◆ **TASK GOAL**:
In full and without alteration, give the listing again.

>> Start

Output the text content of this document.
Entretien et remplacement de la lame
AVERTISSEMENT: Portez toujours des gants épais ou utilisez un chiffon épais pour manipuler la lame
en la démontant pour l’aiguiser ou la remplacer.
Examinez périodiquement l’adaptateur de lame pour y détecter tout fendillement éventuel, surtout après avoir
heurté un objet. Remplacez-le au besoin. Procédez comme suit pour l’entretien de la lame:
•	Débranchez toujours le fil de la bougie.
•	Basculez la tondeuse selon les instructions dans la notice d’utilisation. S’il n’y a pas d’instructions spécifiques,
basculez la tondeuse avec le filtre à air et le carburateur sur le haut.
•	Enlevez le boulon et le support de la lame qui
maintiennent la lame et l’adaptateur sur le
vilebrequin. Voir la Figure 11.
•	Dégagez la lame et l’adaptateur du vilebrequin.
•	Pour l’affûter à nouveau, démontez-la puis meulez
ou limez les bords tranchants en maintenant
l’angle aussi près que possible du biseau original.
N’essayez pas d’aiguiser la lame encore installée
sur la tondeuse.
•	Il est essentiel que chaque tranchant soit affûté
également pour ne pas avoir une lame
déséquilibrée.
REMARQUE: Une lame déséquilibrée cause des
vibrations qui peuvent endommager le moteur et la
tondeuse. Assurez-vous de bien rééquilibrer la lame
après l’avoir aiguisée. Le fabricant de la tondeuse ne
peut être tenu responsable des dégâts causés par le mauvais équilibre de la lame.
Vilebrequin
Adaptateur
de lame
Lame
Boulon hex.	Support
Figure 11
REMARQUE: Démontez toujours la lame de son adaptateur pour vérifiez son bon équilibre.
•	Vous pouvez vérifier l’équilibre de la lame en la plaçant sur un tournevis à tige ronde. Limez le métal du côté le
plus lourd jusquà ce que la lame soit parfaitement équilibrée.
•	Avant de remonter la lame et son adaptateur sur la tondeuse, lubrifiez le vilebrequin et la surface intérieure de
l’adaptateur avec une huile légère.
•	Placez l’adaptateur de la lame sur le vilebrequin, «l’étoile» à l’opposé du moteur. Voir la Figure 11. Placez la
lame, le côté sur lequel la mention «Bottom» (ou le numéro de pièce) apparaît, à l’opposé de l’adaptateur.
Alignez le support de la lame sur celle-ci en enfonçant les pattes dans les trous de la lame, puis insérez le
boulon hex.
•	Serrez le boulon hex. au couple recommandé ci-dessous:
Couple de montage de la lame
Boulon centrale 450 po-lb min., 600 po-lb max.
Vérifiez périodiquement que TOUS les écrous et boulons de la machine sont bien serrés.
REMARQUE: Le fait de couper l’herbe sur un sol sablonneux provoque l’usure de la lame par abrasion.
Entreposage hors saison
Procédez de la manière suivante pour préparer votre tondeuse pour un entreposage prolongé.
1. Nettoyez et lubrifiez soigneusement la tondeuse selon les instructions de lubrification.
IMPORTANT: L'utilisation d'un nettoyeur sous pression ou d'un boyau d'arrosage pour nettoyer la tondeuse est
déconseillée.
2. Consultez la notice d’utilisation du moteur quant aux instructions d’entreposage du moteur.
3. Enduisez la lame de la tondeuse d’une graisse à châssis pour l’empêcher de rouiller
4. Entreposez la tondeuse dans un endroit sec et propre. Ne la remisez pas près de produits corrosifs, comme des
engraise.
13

>> End

◆ **EXERCISE RESULT**:
Output the text content of this document.
Entretien et remplacement de la lame
AVERTISSEMENT: Portez toujours des gants épais ou utilisez un chiffon épais pour manipuler la lame
en la démontant pour l’aiguiser ou la remplacer.
Examinez périodiquement l’adaptateur de lame pour y détecter tout fendillement éventuel, surtout après avoir
heurté un objet. Remplacez-le au besoin. Procédez comme suit pour l’entretien de la lame:
•	Débranchez toujours le fil de la bougie.
•	Basculez la tondeuse selon les instructions dans la notice d’utilisation. S’il n’y a pas d’instructions spécifiques,
basculez la tondeuse avec le filtre à air et le carburateur sur le haut.
•	Enlevez le boulon et le support de la lame qui
maintiennent la lame et l’adaptateur sur le
vilebrequin. Voir la Figure 11.
•	Dégagez la lame et l’adaptateur du vilebrequin.
•	Pour l’affûter à nouveau, démontez-la puis meulez
ou limez les bords tranchants en maintenant
l’angle aussi près que possible du biseau original.
N’essayez pas d’aiguiser la lame encore installée
sur la tondeuse.
•	Il est essentiel que chaque tranchant soit affûté
également pour ne pas avoir une lame
déséquilibrée.
REMARQUE: Une lame déséquilibrée cause des
vibrations qui peuvent endommager le moteur et la
tondeuse. Assurez-vous de bien rééquilibrer la lame
après l’avoir aiguisée. Le fabricant de la tondeuse ne
peut être tenu responsable des dégâts causés par le mauvais équilibre de la lame.
Vilebrequin
Adaptateur
de lame
Lame
Boulon hex.	Support
Figure 11
REMARQUE: Démontez toujours la lame de son adaptateur pour vérifiez son bon équilibre.
•	Vous pouvez vérifier l’équilibre de la lame en la plaçant sur un tournevis à tige ronde. Limez le métal du côté le
plus lourd jusquà ce que la lame soit parfaitement équilibrée.
•	Avant de remonter la lame et son adaptateur sur la tondeuse, lubrifiez le vilebrequin et la surface intérieure de
l’adaptateur avec une huile légère.
•	Placez l’adaptateur de la lame sur le vilebrequin, «l’étoile» à l’opposé du moteur. Voir la Figure 11. Placez la
lame, le côté sur lequel la mention «Bottom» (ou le numéro de pièce) apparaît, à l’opposé de l’adaptateur.
Alignez le support de la lame sur celle-ci en enfonçant les pattes dans les trous de la lame, puis insérez le
boulon hex.
•	Serrez le boulon hex. au couple recommandé ci-dessous:
Couple de montage de la lame
Boulon centrale 450 po-lb min., 600 po-lb max.
Vérifiez périodiquement que TOUS les écrous et boulons de la machine sont bien serrés.
REMARQUE: Le fait de couper l’herbe sur un sol sablonneux provoque l’usure de la lame par abrasion.
Entreposage hors saison
Procédez de la manière suivante pour préparer votre tondeuse pour un entreposage prolongé.
1. Nettoyez et lubrifiez soigneusement la tondeuse selon les instructions de lubrification.
IMPORTANT: L'utilisation d'un nettoyeur sous pression ou d'un boyau d'arrosage pour nettoyer la tondeuse est
déconseillée.
2. Consultez la notice d’utilisation du moteur quant aux instructions d’entreposage du moteur.
3. Enduisez la lame de la tondeuse d’une graisse à châssis pour l’empêcher de rouiller
4. Entreposez la tondeuse dans un endroit sec et propre. Ne la remisez pas près de produits corrosifs, comme des
engraise.
13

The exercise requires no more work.